**TASK DETAILS**
Write out the listing below exactly, and omit any images you find in it.

Stored records
/---
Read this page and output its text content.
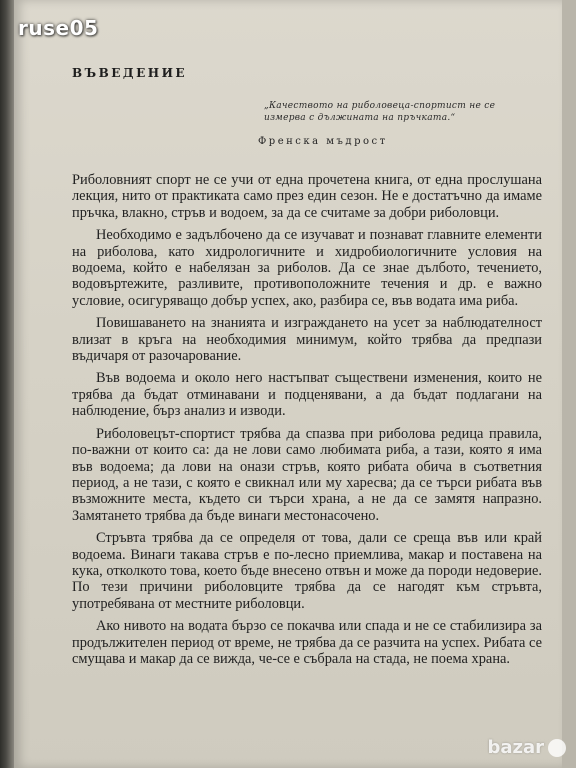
ВЪВЕДЕНИЕ
„Качеството на риболовеца-спортист не се измерва с дължината на пръчката.“
Френска мъдрост

Риболовният спорт не се учи от една прочетена книга, от една прослушана лекция, нито от практиката само през един сезон. Не е достатъчно да имаме пръчка, влакно, стръв и водоем, за да се считаме за добри риболовци.

Необходимо е задълбочено да се изучават и познават главните елементи на риболова, като хидрологичните и хидробиологичните условия на водоема, който е набелязан за риболов. Да се знае дълбото, течението, водовъртежите, разливите, противоположните течения и др. е важно условие, осигуряващо добър успех, ако, разбира се, във водата има риба.

Повишаването на знанията и изграждането на усет за наблюдателност влизат в кръга на необходимия минимум, който трябва да предпази въдичаря от разочарование.

Във водоема и около него настъпват съществени изменения, които не трябва да бъдат отминавани и подценявани, а да бъдат подлагани на наблюдение, бърз анализ и изводи.

Риболовецът-спортист трябва да спазва при риболова редица правила, по-важни от които са: да не лови само любимата риба, а тази, която я има във водоема; да лови на онази стръв, която рибата обича в съответния период, а не тази, с която е свикнал или му харесва; да се търси рибата във възможните места, където си търси храна, а не да се замятя напразно. Замятането трябва да бъде винаги местонасочено.

Стръвта трябва да се определя от това, дали се среща във или край водоема. Винаги такава стръв е по-лесно приемлива, макар и поставена на кука, отколкото това, което бъде внесено отвън и може да породи недоверие. По тези причини риболовците трябва да се нагодят към стръвта, употребявана от местните риболовци.

Ако нивото на водата бързо се покачва или спада и не се стабилизира за продължителен период от време, не трябва да се разчита на успех. Рибата се смущава и макар да се вижда, че-се е събрала на стада, не поема храна.

ruse05
bazar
\---
**THE REPLY**
Read this page and output its text content.
ВЪВЕДЕНИЕ
„Качеството на риболовеца-спортист не се измерва с дължината на пръчката.“
Френска мъдрост

Риболовният спорт не се учи от една прочетена книга, от една прослушана лекция, нито от практиката само през един сезон. Не е достатъчно да имаме пръчка, влакно, стръв и водоем, за да се считаме за добри риболовци.

Необходимо е задълбочено да се изучават и познават главните елементи на риболова, като хидрологичните и хидробиологичните условия на водоема, който е набелязан за риболов. Да се знае дълбото, течението, водовъртежите, разливите, противоположните течения и др. е важно условие, осигуряващо добър успех, ако, разбира се, във водата има риба.

Повишаването на знанията и изграждането на усет за наблюдателност влизат в кръга на необходимия минимум, който трябва да предпази въдичаря от разочарование.

Във водоема и около него настъпват съществени изменения, които не трябва да бъдат отминавани и подценявани, а да бъдат подлагани на наблюдение, бърз анализ и изводи.

Риболовецът-спортист трябва да спазва при риболова редица правила, по-важни от които са: да не лови само любимата риба, а тази, която я има във водоема; да лови на онази стръв, която рибата обича в съответния период, а не тази, с която е свикнал или му харесва; да се търси рибата във възможните места, където си търси храна, а не да се замятя напразно. Замятането трябва да бъде винаги местонасочено.

Стръвта трябва да се определя от това, дали се среща във или край водоема. Винаги такава стръв е по-лесно приемлива, макар и поставена на кука, отколкото това, което бъде внесено отвън и може да породи недоверие. По тези причини риболовците трябва да се нагодят към стръвта, употребявана от местните риболовци.

Ако нивото на водата бързо се покачва или спада и не се стабилизира за продължителен период от време, не трябва да се разчита на успех. Рибата се смущава и макар да се вижда, че-се е събрала на стада, не поема храна.

ruse05
bazar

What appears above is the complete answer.